> **INSTRUCTIONS FOR THE TASK**
Look over the material for the string "tissue". Copy every line where it turns up.

──────── DATA LISTING

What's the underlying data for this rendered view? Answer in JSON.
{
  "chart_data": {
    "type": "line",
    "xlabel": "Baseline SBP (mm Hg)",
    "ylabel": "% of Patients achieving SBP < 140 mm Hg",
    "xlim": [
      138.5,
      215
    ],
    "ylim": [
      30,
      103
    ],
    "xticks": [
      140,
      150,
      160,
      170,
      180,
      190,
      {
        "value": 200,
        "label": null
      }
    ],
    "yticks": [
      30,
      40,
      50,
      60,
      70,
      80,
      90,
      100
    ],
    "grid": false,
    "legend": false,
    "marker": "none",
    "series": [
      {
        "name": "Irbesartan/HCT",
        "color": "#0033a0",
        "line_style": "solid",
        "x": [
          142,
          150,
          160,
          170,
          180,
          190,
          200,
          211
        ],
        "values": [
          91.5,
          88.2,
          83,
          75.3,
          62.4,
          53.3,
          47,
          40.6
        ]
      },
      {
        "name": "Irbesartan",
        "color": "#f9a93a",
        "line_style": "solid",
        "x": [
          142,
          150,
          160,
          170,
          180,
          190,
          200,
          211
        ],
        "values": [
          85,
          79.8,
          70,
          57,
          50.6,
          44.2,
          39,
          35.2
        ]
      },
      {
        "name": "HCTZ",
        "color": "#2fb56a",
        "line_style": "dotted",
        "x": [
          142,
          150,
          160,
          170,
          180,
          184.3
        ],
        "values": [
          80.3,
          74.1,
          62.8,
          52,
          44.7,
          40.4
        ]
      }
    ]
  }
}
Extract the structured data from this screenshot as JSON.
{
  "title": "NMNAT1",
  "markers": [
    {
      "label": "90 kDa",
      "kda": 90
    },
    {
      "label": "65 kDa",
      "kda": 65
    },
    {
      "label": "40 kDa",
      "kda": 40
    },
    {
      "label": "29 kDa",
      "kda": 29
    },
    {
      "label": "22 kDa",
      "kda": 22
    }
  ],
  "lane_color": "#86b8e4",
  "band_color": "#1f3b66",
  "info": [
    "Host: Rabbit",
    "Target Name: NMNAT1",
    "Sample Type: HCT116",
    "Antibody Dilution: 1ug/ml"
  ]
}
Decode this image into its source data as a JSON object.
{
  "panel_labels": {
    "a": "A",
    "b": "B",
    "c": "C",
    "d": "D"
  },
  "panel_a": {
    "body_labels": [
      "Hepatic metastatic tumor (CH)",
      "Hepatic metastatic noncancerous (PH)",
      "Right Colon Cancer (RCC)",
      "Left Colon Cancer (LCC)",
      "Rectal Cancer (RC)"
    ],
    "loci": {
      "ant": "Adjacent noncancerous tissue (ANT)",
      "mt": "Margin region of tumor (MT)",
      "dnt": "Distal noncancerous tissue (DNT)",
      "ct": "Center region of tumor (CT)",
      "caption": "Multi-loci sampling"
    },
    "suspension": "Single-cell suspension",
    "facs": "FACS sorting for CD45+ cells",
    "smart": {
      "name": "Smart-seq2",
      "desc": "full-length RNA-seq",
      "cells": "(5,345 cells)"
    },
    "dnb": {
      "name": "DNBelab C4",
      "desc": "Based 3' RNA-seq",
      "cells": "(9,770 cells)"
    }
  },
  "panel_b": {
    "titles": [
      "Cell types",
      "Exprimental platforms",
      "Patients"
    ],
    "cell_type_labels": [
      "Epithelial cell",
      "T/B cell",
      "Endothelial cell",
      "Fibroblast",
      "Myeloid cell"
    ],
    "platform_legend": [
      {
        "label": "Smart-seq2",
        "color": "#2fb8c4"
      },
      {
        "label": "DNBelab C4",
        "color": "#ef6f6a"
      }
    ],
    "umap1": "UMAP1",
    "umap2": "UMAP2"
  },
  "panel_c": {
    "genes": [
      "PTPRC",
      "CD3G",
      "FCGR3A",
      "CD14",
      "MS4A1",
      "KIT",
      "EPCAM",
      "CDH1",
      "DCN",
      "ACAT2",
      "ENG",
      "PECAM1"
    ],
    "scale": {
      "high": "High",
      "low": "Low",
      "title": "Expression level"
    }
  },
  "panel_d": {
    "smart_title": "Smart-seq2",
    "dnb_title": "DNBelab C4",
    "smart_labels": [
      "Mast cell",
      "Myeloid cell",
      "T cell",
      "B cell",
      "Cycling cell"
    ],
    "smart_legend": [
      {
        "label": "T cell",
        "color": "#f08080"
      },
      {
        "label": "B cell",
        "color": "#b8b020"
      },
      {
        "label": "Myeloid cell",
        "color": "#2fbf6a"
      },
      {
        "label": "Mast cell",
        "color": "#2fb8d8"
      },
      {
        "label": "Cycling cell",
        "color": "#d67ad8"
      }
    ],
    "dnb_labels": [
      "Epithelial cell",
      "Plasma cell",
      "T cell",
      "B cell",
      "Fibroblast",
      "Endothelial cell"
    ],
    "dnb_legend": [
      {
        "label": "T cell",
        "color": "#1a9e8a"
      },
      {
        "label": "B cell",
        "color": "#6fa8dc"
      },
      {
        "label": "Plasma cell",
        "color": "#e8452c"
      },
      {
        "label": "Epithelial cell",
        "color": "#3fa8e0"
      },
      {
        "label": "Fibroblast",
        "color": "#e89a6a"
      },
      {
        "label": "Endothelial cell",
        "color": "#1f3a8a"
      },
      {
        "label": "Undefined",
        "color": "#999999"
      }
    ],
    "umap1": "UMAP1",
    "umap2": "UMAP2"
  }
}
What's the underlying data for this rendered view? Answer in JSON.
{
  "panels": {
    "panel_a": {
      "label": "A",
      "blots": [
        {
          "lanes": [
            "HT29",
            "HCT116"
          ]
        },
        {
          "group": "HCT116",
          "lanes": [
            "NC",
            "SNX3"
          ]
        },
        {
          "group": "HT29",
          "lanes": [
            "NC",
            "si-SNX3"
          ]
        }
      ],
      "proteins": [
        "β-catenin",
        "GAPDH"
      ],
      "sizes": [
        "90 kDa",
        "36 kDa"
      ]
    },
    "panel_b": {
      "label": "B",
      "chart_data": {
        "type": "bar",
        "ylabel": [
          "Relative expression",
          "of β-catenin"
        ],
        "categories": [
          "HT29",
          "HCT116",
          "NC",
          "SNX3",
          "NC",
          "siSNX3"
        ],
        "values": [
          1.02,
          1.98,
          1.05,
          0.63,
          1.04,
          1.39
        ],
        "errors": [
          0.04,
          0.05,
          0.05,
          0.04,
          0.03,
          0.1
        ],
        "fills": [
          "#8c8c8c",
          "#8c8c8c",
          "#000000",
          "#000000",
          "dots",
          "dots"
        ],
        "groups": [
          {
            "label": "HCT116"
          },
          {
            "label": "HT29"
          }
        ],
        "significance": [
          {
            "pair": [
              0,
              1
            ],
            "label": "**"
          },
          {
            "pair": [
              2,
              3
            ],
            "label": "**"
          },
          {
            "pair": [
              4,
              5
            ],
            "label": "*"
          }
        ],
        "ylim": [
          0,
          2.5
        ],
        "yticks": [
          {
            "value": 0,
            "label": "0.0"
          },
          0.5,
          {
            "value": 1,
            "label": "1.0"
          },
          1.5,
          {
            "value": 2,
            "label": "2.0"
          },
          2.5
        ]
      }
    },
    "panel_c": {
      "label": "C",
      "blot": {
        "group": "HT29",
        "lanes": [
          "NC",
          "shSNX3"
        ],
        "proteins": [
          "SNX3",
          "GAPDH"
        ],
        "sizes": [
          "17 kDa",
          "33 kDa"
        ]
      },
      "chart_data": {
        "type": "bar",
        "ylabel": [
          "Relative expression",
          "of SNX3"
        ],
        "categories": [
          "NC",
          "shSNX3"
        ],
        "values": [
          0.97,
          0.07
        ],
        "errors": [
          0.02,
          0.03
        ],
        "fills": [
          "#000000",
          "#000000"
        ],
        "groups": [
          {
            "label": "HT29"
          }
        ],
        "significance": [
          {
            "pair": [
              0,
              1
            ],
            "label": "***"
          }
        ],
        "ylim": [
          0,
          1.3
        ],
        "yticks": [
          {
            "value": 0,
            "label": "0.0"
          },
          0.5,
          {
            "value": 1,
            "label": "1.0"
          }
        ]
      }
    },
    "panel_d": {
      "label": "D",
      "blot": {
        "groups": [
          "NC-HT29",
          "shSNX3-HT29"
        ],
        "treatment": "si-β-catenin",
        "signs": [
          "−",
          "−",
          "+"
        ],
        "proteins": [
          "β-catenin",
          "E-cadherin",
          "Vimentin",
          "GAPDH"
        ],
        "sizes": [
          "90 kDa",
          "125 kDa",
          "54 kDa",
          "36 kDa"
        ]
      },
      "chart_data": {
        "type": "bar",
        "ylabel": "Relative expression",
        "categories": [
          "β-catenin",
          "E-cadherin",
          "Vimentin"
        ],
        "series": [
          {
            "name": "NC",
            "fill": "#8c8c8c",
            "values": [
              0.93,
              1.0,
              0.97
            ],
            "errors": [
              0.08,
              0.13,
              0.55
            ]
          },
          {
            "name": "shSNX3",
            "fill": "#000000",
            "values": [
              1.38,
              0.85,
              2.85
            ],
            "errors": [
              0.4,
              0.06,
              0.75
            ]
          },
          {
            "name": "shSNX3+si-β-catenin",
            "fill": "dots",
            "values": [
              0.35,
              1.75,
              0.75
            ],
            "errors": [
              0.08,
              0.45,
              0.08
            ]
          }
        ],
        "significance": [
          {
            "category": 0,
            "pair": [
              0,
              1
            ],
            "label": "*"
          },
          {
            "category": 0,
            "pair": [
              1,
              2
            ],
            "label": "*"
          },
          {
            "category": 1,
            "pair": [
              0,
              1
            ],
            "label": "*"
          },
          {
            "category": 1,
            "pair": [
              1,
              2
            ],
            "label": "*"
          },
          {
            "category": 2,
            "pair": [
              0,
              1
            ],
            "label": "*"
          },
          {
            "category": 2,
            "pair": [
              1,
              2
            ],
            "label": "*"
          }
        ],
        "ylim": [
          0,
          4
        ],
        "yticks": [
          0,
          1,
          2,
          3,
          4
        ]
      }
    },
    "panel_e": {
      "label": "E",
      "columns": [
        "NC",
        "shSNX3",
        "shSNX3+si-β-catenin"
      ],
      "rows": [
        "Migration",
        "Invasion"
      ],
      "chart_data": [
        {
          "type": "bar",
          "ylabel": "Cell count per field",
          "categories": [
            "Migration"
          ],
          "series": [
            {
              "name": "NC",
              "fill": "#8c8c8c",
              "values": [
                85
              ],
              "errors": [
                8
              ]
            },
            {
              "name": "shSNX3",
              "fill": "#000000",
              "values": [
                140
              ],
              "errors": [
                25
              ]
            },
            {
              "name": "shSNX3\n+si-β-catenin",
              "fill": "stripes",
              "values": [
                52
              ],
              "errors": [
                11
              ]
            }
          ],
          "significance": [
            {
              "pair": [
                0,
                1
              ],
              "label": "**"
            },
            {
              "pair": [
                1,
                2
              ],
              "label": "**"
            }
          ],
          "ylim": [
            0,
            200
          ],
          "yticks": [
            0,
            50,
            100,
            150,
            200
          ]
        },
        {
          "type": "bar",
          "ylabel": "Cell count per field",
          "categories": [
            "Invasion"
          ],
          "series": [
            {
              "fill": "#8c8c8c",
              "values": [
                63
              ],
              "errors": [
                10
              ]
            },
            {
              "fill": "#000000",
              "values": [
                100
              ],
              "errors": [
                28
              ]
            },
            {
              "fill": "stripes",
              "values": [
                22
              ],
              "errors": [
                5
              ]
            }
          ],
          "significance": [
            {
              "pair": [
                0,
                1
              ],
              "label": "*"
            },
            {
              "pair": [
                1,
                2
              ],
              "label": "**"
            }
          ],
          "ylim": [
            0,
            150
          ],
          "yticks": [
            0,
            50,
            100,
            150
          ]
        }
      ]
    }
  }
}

────────────────

> **SOLUTION**
      "ant": "Adjacent noncancerous tissue (ANT)",
      "dnt": "Distal noncancerous tissue (DNT)",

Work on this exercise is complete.